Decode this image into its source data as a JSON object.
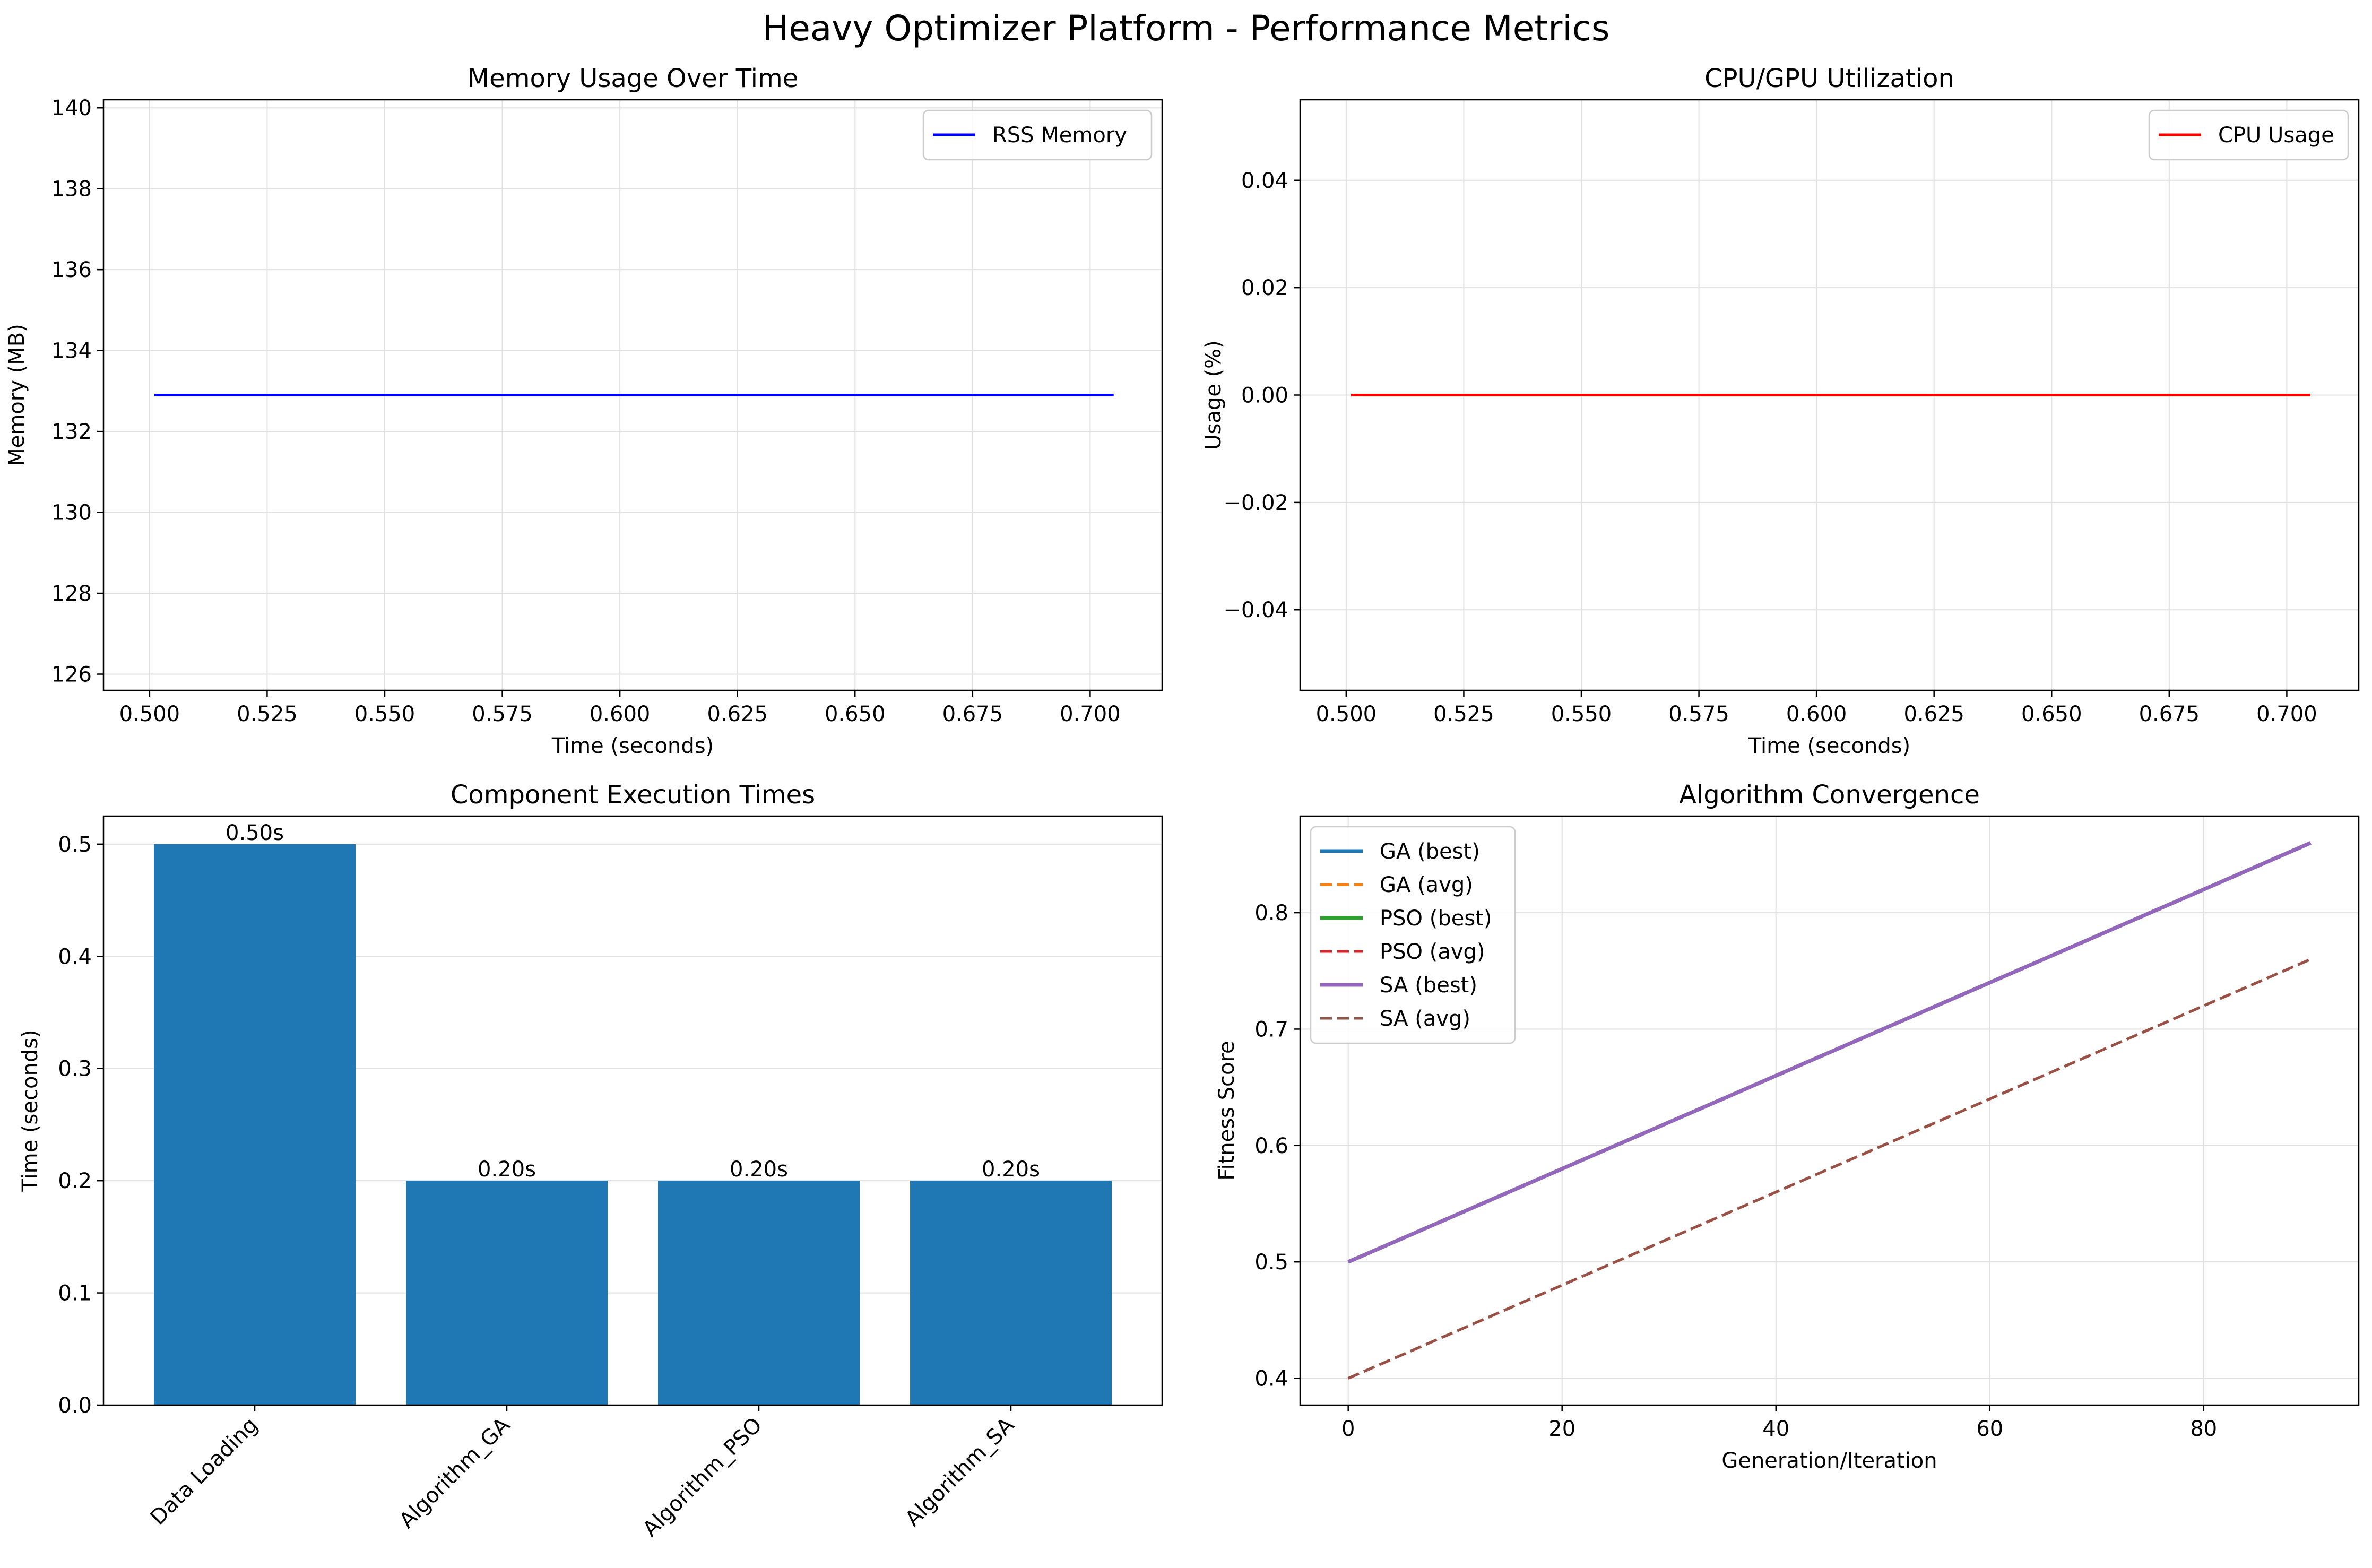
{
  "figure": {
    "title": "Heavy Optimizer Platform - Performance Metrics"
  },
  "chart_data": [
    {
      "type": "line",
      "title": "Memory Usage Over Time",
      "xlabel": "Time (seconds)",
      "ylabel": "Memory (MB)",
      "xlim": [
        0.4902,
        0.7153
      ],
      "ylim": [
        125.6,
        140.2
      ],
      "xticks": [
        "0.500",
        "0.525",
        "0.550",
        "0.575",
        "0.600",
        "0.625",
        "0.650",
        "0.675",
        "0.700"
      ],
      "yticks": [
        "126",
        "128",
        "130",
        "132",
        "134",
        "136",
        "138",
        "140"
      ],
      "grid": true,
      "legend_position": "top-right",
      "series": [
        {
          "name": "RSS Memory",
          "color": "#0000ff",
          "style": "solid",
          "x": [
            0.501,
            0.705
          ],
          "y": [
            132.9,
            132.9
          ]
        }
      ]
    },
    {
      "type": "line",
      "title": "CPU/GPU Utilization",
      "xlabel": "Time (seconds)",
      "ylabel": "Usage (%)",
      "xlim": [
        0.4902,
        0.7153
      ],
      "ylim": [
        -0.055,
        0.055
      ],
      "xticks": [
        "0.500",
        "0.525",
        "0.550",
        "0.575",
        "0.600",
        "0.625",
        "0.650",
        "0.675",
        "0.700"
      ],
      "yticks": [
        "−0.04",
        "−0.02",
        "0.00",
        "0.02",
        "0.04"
      ],
      "grid": true,
      "legend_position": "top-right",
      "series": [
        {
          "name": "CPU Usage",
          "color": "#ff0000",
          "style": "solid",
          "x": [
            0.501,
            0.705
          ],
          "y": [
            0.0,
            0.0
          ]
        }
      ]
    },
    {
      "type": "bar",
      "title": "Component Execution Times",
      "xlabel": "",
      "ylabel": "Time (seconds)",
      "ylim": [
        0,
        0.525
      ],
      "yticks": [
        "0.0",
        "0.1",
        "0.2",
        "0.3",
        "0.4",
        "0.5"
      ],
      "grid": true,
      "color": "#1f77b4",
      "categories": [
        "Data Loading",
        "Algorithm_GA",
        "Algorithm_PSO",
        "Algorithm_SA"
      ],
      "values": [
        0.5,
        0.2,
        0.2,
        0.2
      ],
      "data_labels": [
        "0.50s",
        "0.20s",
        "0.20s",
        "0.20s"
      ]
    },
    {
      "type": "line",
      "title": "Algorithm Convergence",
      "xlabel": "Generation/Iteration",
      "ylabel": "Fitness Score",
      "xlim": [
        -4.5,
        94.5
      ],
      "ylim": [
        0.377,
        0.883
      ],
      "xticks": [
        "0",
        "20",
        "40",
        "60",
        "80"
      ],
      "yticks": [
        "0.4",
        "0.5",
        "0.6",
        "0.7",
        "0.8"
      ],
      "grid": true,
      "legend_position": "top-left",
      "series": [
        {
          "name": "GA (best)",
          "color": "#1f77b4",
          "style": "solid",
          "x": [
            0,
            90
          ],
          "y": [
            0.5,
            0.86
          ]
        },
        {
          "name": "GA (avg)",
          "color": "#ff7f0e",
          "style": "dashed",
          "x": [
            0,
            90
          ],
          "y": [
            0.4,
            0.76
          ]
        },
        {
          "name": "PSO (best)",
          "color": "#2ca02c",
          "style": "solid",
          "x": [
            0,
            90
          ],
          "y": [
            0.5,
            0.86
          ]
        },
        {
          "name": "PSO (avg)",
          "color": "#d62728",
          "style": "dashed",
          "x": [
            0,
            90
          ],
          "y": [
            0.4,
            0.76
          ]
        },
        {
          "name": "SA (best)",
          "color": "#9467bd",
          "style": "solid",
          "x": [
            0,
            90
          ],
          "y": [
            0.5,
            0.86
          ]
        },
        {
          "name": "SA (avg)",
          "color": "#8c564b",
          "style": "dashed",
          "x": [
            0,
            90
          ],
          "y": [
            0.4,
            0.76
          ]
        }
      ]
    }
  ]
}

• _EXERCISE OBJECTIVE_
Could you repeat all of the material exactly? Pictures should not be copied.

• _PROBLEM SOLUTION_
Decode this image into its source data as a JSON object.
{
  "figure": {
    "title": "Heavy Optimizer Platform - Performance Metrics"
  },
  "chart_data": [
    {
      "type": "line",
      "title": "Memory Usage Over Time",
      "xlabel": "Time (seconds)",
      "ylabel": "Memory (MB)",
      "xlim": [
        0.4902,
        0.7153
      ],
      "ylim": [
        125.6,
        140.2
      ],
      "xticks": [
        "0.500",
        "0.525",
        "0.550",
        "0.575",
        "0.600",
        "0.625",
        "0.650",
        "0.675",
        "0.700"
      ],
      "yticks": [
        "126",
        "128",
        "130",
        "132",
        "134",
        "136",
        "138",
        "140"
      ],
      "grid": true,
      "legend_position": "top-right",
      "series": [
        {
          "name": "RSS Memory",
          "color": "#0000ff",
          "style": "solid",
          "x": [
            0.501,
            0.705
          ],
          "y": [
            132.9,
            132.9
          ]
        }
      ]
    },
    {
      "type": "line",
      "title": "CPU/GPU Utilization",
      "xlabel": "Time (seconds)",
      "ylabel": "Usage (%)",
      "xlim": [
        0.4902,
        0.7153
      ],
      "ylim": [
        -0.055,
        0.055
      ],
      "xticks": [
        "0.500",
        "0.525",
        "0.550",
        "0.575",
        "0.600",
        "0.625",
        "0.650",
        "0.675",
        "0.700"
      ],
      "yticks": [
        "−0.04",
        "−0.02",
        "0.00",
        "0.02",
        "0.04"
      ],
      "grid": true,
      "legend_position": "top-right",
      "series": [
        {
          "name": "CPU Usage",
          "color": "#ff0000",
          "style": "solid",
          "x": [
            0.501,
            0.705
          ],
          "y": [
            0.0,
            0.0
          ]
        }
      ]
    },
    {
      "type": "bar",
      "title": "Component Execution Times",
      "xlabel": "",
      "ylabel": "Time (seconds)",
      "ylim": [
        0,
        0.525
      ],
      "yticks": [
        "0.0",
        "0.1",
        "0.2",
        "0.3",
        "0.4",
        "0.5"
      ],
      "grid": true,
      "color": "#1f77b4",
      "categories": [
        "Data Loading",
        "Algorithm_GA",
        "Algorithm_PSO",
        "Algorithm_SA"
      ],
      "values": [
        0.5,
        0.2,
        0.2,
        0.2
      ],
      "data_labels": [
        "0.50s",
        "0.20s",
        "0.20s",
        "0.20s"
      ]
    },
    {
      "type": "line",
      "title": "Algorithm Convergence",
      "xlabel": "Generation/Iteration",
      "ylabel": "Fitness Score",
      "xlim": [
        -4.5,
        94.5
      ],
      "ylim": [
        0.377,
        0.883
      ],
      "xticks": [
        "0",
        "20",
        "40",
        "60",
        "80"
      ],
      "yticks": [
        "0.4",
        "0.5",
        "0.6",
        "0.7",
        "0.8"
      ],
      "grid": true,
      "legend_position": "top-left",
      "series": [
        {
          "name": "GA (best)",
          "color": "#1f77b4",
          "style": "solid",
          "x": [
            0,
            90
          ],
          "y": [
            0.5,
            0.86
          ]
        },
        {
          "name": "GA (avg)",
          "color": "#ff7f0e",
          "style": "dashed",
          "x": [
            0,
            90
          ],
          "y": [
            0.4,
            0.76
          ]
        },
        {
          "name": "PSO (best)",
          "color": "#2ca02c",
          "style": "solid",
          "x": [
            0,
            90
          ],
          "y": [
            0.5,
            0.86
          ]
        },
        {
          "name": "PSO (avg)",
          "color": "#d62728",
          "style": "dashed",
          "x": [
            0,
            90
          ],
          "y": [
            0.4,
            0.76
          ]
        },
        {
          "name": "SA (best)",
          "color": "#9467bd",
          "style": "solid",
          "x": [
            0,
            90
          ],
          "y": [
            0.5,
            0.86
          ]
        },
        {
          "name": "SA (avg)",
          "color": "#8c564b",
          "style": "dashed",
          "x": [
            0,
            90
          ],
          "y": [
            0.4,
            0.76
          ]
        }
      ]
    }
  ]
}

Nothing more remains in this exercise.